• _THE REQUEST_:
Restate each line word for word. Leave out every picture.

• _EXERCISE MATERIALS_:
◆ ◆ ◆

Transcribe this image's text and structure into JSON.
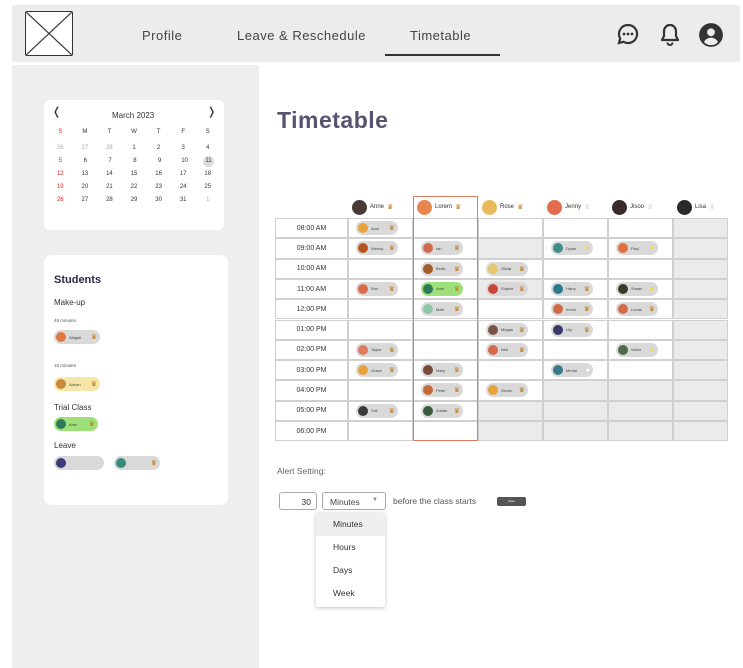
{
  "nav": {
    "profile": "Profile",
    "leave": "Leave & Reschedule",
    "timetable": "Timetable"
  },
  "calendar": {
    "title": "March 2023",
    "prev": "❬",
    "next": "❭",
    "weekdays": [
      "S",
      "M",
      "T",
      "W",
      "T",
      "F",
      "S"
    ],
    "weeks": [
      [
        "26",
        "27",
        "28",
        "1",
        "2",
        "3",
        "4"
      ],
      [
        "5",
        "6",
        "7",
        "8",
        "9",
        "10",
        "11"
      ],
      [
        "12",
        "13",
        "14",
        "15",
        "16",
        "17",
        "18"
      ],
      [
        "19",
        "20",
        "21",
        "22",
        "23",
        "24",
        "25"
      ],
      [
        "26",
        "27",
        "28",
        "29",
        "30",
        "31",
        "1"
      ]
    ],
    "selected": "11"
  },
  "students": {
    "title": "Students",
    "makeup": "Make-up",
    "m45": "45 minutes",
    "abigail": "Abigail",
    "m15": "15 minutes",
    "adrian": "Adrian",
    "trial": "Trial Class",
    "ariel": "Ariel",
    "leave": "Leave"
  },
  "page_title": "Timetable",
  "teachers": [
    {
      "name": "Anne",
      "c": "#4a3a35"
    },
    {
      "name": "Lorem",
      "c": "#e8864f"
    },
    {
      "name": "Rose",
      "c": "#e9b95c"
    },
    {
      "name": "Jenny",
      "c": "#e36b4e"
    },
    {
      "name": "Jisoo",
      "c": "#3a2a2a"
    },
    {
      "name": "Lisa",
      "c": "#2a2a2a"
    }
  ],
  "times": [
    "08:00 AM",
    "09:00 AM",
    "10:00 AM",
    "11:00 AM",
    "12:00 PM",
    "01:00 PM",
    "02:00 PM",
    "03:00 PM",
    "04:00 PM",
    "05:00 PM",
    "06:00 PM"
  ],
  "slots": [
    {
      "r": 0,
      "c": 0,
      "n": "Acre",
      "a": "#e8a23c"
    },
    {
      "r": 1,
      "c": 0,
      "n": "Wendy",
      "a": "#b7541e"
    },
    {
      "r": 1,
      "c": 1,
      "n": "Ian",
      "a": "#d46a4d"
    },
    {
      "r": 1,
      "c": 3,
      "n": "Dylan",
      "a": "#3f8f86",
      "k": "star"
    },
    {
      "r": 1,
      "c": 4,
      "n": "Paul",
      "a": "#e07040",
      "k": "star"
    },
    {
      "r": 2,
      "c": 1,
      "n": "Bella",
      "a": "#a15d2a"
    },
    {
      "r": 2,
      "c": 2,
      "n": "Olivia",
      "a": "#e3c96a"
    },
    {
      "r": 3,
      "c": 0,
      "n": "Ron",
      "a": "#d86a4a"
    },
    {
      "r": 3,
      "c": 1,
      "n": "Ariel",
      "a": "#2f7a5a",
      "g": "#9ee07a"
    },
    {
      "r": 3,
      "c": 2,
      "n": "Sophie",
      "a": "#c9483a"
    },
    {
      "r": 3,
      "c": 3,
      "n": "Harry",
      "a": "#2e7a8a"
    },
    {
      "r": 3,
      "c": 4,
      "n": "Susan",
      "a": "#3a3a28",
      "k": "star"
    },
    {
      "r": 4,
      "c": 1,
      "n": "Matt",
      "a": "#8ec6a6"
    },
    {
      "r": 4,
      "c": 3,
      "n": "Kevin",
      "a": "#d06a45"
    },
    {
      "r": 4,
      "c": 4,
      "n": "Lucas",
      "a": "#d46a4a"
    },
    {
      "r": 5,
      "c": 2,
      "n": "Megan",
      "a": "#7a5545"
    },
    {
      "r": 5,
      "c": 3,
      "n": "Lily",
      "a": "#3a3a6a"
    },
    {
      "r": 6,
      "c": 0,
      "n": "Taylor",
      "a": "#e07a60"
    },
    {
      "r": 6,
      "c": 2,
      "n": "Neil",
      "a": "#d46a4a"
    },
    {
      "r": 6,
      "c": 4,
      "n": "Victor",
      "a": "#4a6a4a",
      "k": "star"
    },
    {
      "r": 7,
      "c": 0,
      "n": "Grace",
      "a": "#e8a23c"
    },
    {
      "r": 7,
      "c": 1,
      "n": "Mary",
      "a": "#7a4a3a"
    },
    {
      "r": 7,
      "c": 3,
      "n": "Media",
      "a": "#3a7a8a",
      "k": "none"
    },
    {
      "r": 8,
      "c": 1,
      "n": "Peter",
      "a": "#c46a3a"
    },
    {
      "r": 8,
      "c": 2,
      "n": "Simon",
      "a": "#e8a23c"
    },
    {
      "r": 9,
      "c": 0,
      "n": "Yuli",
      "a": "#3a3a3a"
    },
    {
      "r": 9,
      "c": 1,
      "n": "Austin",
      "a": "#3a5a3a"
    }
  ],
  "alert": {
    "label": "Alert Setting:",
    "value": "30",
    "unit": "Minutes",
    "before": "before the class starts",
    "save": "Save",
    "options": [
      "Minutes",
      "Hours",
      "Days",
      "Week"
    ]
  }
}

◆ ◆ ◆

• _THE REPLY_:
Transcribe this image's text and structure into JSON.
{
  "nav": {
    "profile": "Profile",
    "leave": "Leave & Reschedule",
    "timetable": "Timetable"
  },
  "calendar": {
    "title": "March 2023",
    "prev": "❬",
    "next": "❭",
    "weekdays": [
      "S",
      "M",
      "T",
      "W",
      "T",
      "F",
      "S"
    ],
    "weeks": [
      [
        "26",
        "27",
        "28",
        "1",
        "2",
        "3",
        "4"
      ],
      [
        "5",
        "6",
        "7",
        "8",
        "9",
        "10",
        "11"
      ],
      [
        "12",
        "13",
        "14",
        "15",
        "16",
        "17",
        "18"
      ],
      [
        "19",
        "20",
        "21",
        "22",
        "23",
        "24",
        "25"
      ],
      [
        "26",
        "27",
        "28",
        "29",
        "30",
        "31",
        "1"
      ]
    ],
    "selected": "11"
  },
  "students": {
    "title": "Students",
    "makeup": "Make-up",
    "m45": "45 minutes",
    "abigail": "Abigail",
    "m15": "15 minutes",
    "adrian": "Adrian",
    "trial": "Trial Class",
    "ariel": "Ariel",
    "leave": "Leave"
  },
  "page_title": "Timetable",
  "teachers": [
    {
      "name": "Anne",
      "c": "#4a3a35"
    },
    {
      "name": "Lorem",
      "c": "#e8864f"
    },
    {
      "name": "Rose",
      "c": "#e9b95c"
    },
    {
      "name": "Jenny",
      "c": "#e36b4e"
    },
    {
      "name": "Jisoo",
      "c": "#3a2a2a"
    },
    {
      "name": "Lisa",
      "c": "#2a2a2a"
    }
  ],
  "times": [
    "08:00 AM",
    "09:00 AM",
    "10:00 AM",
    "11:00 AM",
    "12:00 PM",
    "01:00 PM",
    "02:00 PM",
    "03:00 PM",
    "04:00 PM",
    "05:00 PM",
    "06:00 PM"
  ],
  "slots": [
    {
      "r": 0,
      "c": 0,
      "n": "Acre",
      "a": "#e8a23c"
    },
    {
      "r": 1,
      "c": 0,
      "n": "Wendy",
      "a": "#b7541e"
    },
    {
      "r": 1,
      "c": 1,
      "n": "Ian",
      "a": "#d46a4d"
    },
    {
      "r": 1,
      "c": 3,
      "n": "Dylan",
      "a": "#3f8f86",
      "k": "star"
    },
    {
      "r": 1,
      "c": 4,
      "n": "Paul",
      "a": "#e07040",
      "k": "star"
    },
    {
      "r": 2,
      "c": 1,
      "n": "Bella",
      "a": "#a15d2a"
    },
    {
      "r": 2,
      "c": 2,
      "n": "Olivia",
      "a": "#e3c96a"
    },
    {
      "r": 3,
      "c": 0,
      "n": "Ron",
      "a": "#d86a4a"
    },
    {
      "r": 3,
      "c": 1,
      "n": "Ariel",
      "a": "#2f7a5a",
      "g": "#9ee07a"
    },
    {
      "r": 3,
      "c": 2,
      "n": "Sophie",
      "a": "#c9483a"
    },
    {
      "r": 3,
      "c": 3,
      "n": "Harry",
      "a": "#2e7a8a"
    },
    {
      "r": 3,
      "c": 4,
      "n": "Susan",
      "a": "#3a3a28",
      "k": "star"
    },
    {
      "r": 4,
      "c": 1,
      "n": "Matt",
      "a": "#8ec6a6"
    },
    {
      "r": 4,
      "c": 3,
      "n": "Kevin",
      "a": "#d06a45"
    },
    {
      "r": 4,
      "c": 4,
      "n": "Lucas",
      "a": "#d46a4a"
    },
    {
      "r": 5,
      "c": 2,
      "n": "Megan",
      "a": "#7a5545"
    },
    {
      "r": 5,
      "c": 3,
      "n": "Lily",
      "a": "#3a3a6a"
    },
    {
      "r": 6,
      "c": 0,
      "n": "Taylor",
      "a": "#e07a60"
    },
    {
      "r": 6,
      "c": 2,
      "n": "Neil",
      "a": "#d46a4a"
    },
    {
      "r": 6,
      "c": 4,
      "n": "Victor",
      "a": "#4a6a4a",
      "k": "star"
    },
    {
      "r": 7,
      "c": 0,
      "n": "Grace",
      "a": "#e8a23c"
    },
    {
      "r": 7,
      "c": 1,
      "n": "Mary",
      "a": "#7a4a3a"
    },
    {
      "r": 7,
      "c": 3,
      "n": "Media",
      "a": "#3a7a8a",
      "k": "none"
    },
    {
      "r": 8,
      "c": 1,
      "n": "Peter",
      "a": "#c46a3a"
    },
    {
      "r": 8,
      "c": 2,
      "n": "Simon",
      "a": "#e8a23c"
    },
    {
      "r": 9,
      "c": 0,
      "n": "Yuli",
      "a": "#3a3a3a"
    },
    {
      "r": 9,
      "c": 1,
      "n": "Austin",
      "a": "#3a5a3a"
    }
  ],
  "alert": {
    "label": "Alert Setting:",
    "value": "30",
    "unit": "Minutes",
    "before": "before the class starts",
    "save": "Save",
    "options": [
      "Minutes",
      "Hours",
      "Days",
      "Week"
    ]
  }
}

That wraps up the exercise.